Reproduce each of the entries below verbatim, line by line, omitting only the pictures from your answer.

## [Records shown]
==*==

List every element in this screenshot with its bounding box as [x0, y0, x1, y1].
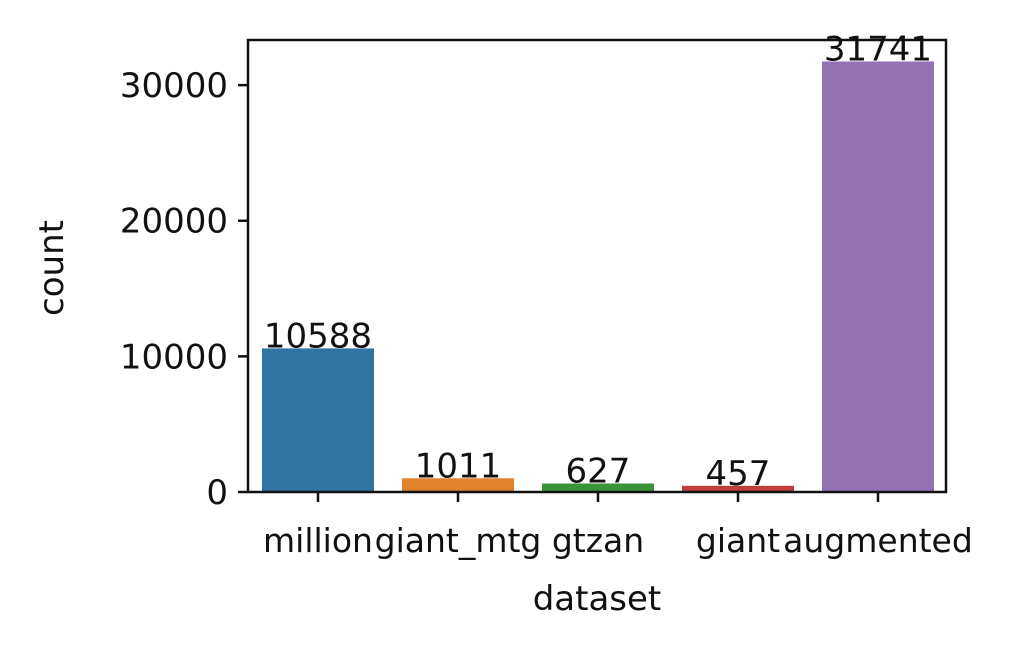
data-label: 31741 [824, 30, 932, 70]
y-tick-label: 20000 [120, 202, 228, 242]
bar-augmented [822, 61, 934, 492]
bar-giant [682, 485, 794, 492]
data-label: 10588 [264, 316, 372, 356]
y-tick-label: 30000 [120, 66, 228, 106]
y-axis-label: count [32, 220, 72, 316]
x-axis-label: dataset [533, 579, 662, 619]
data-label: 627 [566, 451, 631, 491]
x-tick-label: gtzan [552, 521, 644, 560]
bars-group: 10588 1011 627 457 31741 [262, 30, 934, 494]
x-tick-label: augmented [783, 521, 973, 560]
data-label: 1011 [415, 446, 502, 486]
ticks-group: million giant_mtg gtzan giant augmented 0 1000… [120, 66, 973, 560]
x-tick-label: giant_mtg [375, 521, 542, 560]
bar-gtzan [542, 483, 654, 492]
y-tick-label: 10000 [120, 337, 228, 377]
bar-million [262, 348, 374, 492]
x-tick-label: giant [696, 521, 780, 560]
x-tick-label: million [263, 521, 373, 560]
data-label: 457 [706, 454, 771, 494]
y-tick-label: 0 [206, 473, 228, 513]
bar-giant-mtg [402, 478, 514, 492]
plot-frame [246, 38, 948, 494]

==*==

## [Answer to this problem]
List every element in this screenshot with its bounding box as [x0, y0, x1, y1].
data-label: 31741 [824, 30, 932, 70]
y-tick-label: 20000 [120, 202, 228, 242]
bar-augmented [822, 61, 934, 492]
bar-giant [682, 485, 794, 492]
data-label: 10588 [264, 316, 372, 356]
y-tick-label: 30000 [120, 66, 228, 106]
y-axis-label: count [32, 220, 72, 316]
x-axis-label: dataset [533, 579, 662, 619]
data-label: 627 [566, 451, 631, 491]
x-tick-label: gtzan [552, 521, 644, 560]
bars-group: 10588 1011 627 457 31741 [262, 30, 934, 494]
x-tick-label: augmented [783, 521, 973, 560]
data-label: 1011 [415, 446, 502, 486]
ticks-group: million giant_mtg gtzan giant augmented 0 1000… [120, 66, 973, 560]
x-tick-label: giant_mtg [375, 521, 542, 560]
bar-gtzan [542, 483, 654, 492]
y-tick-label: 10000 [120, 337, 228, 377]
bar-million [262, 348, 374, 492]
x-tick-label: giant [696, 521, 780, 560]
x-tick-label: million [263, 521, 373, 560]
data-label: 457 [706, 454, 771, 494]
y-tick-label: 0 [206, 473, 228, 513]
bar-giant-mtg [402, 478, 514, 492]
plot-frame [246, 38, 948, 494]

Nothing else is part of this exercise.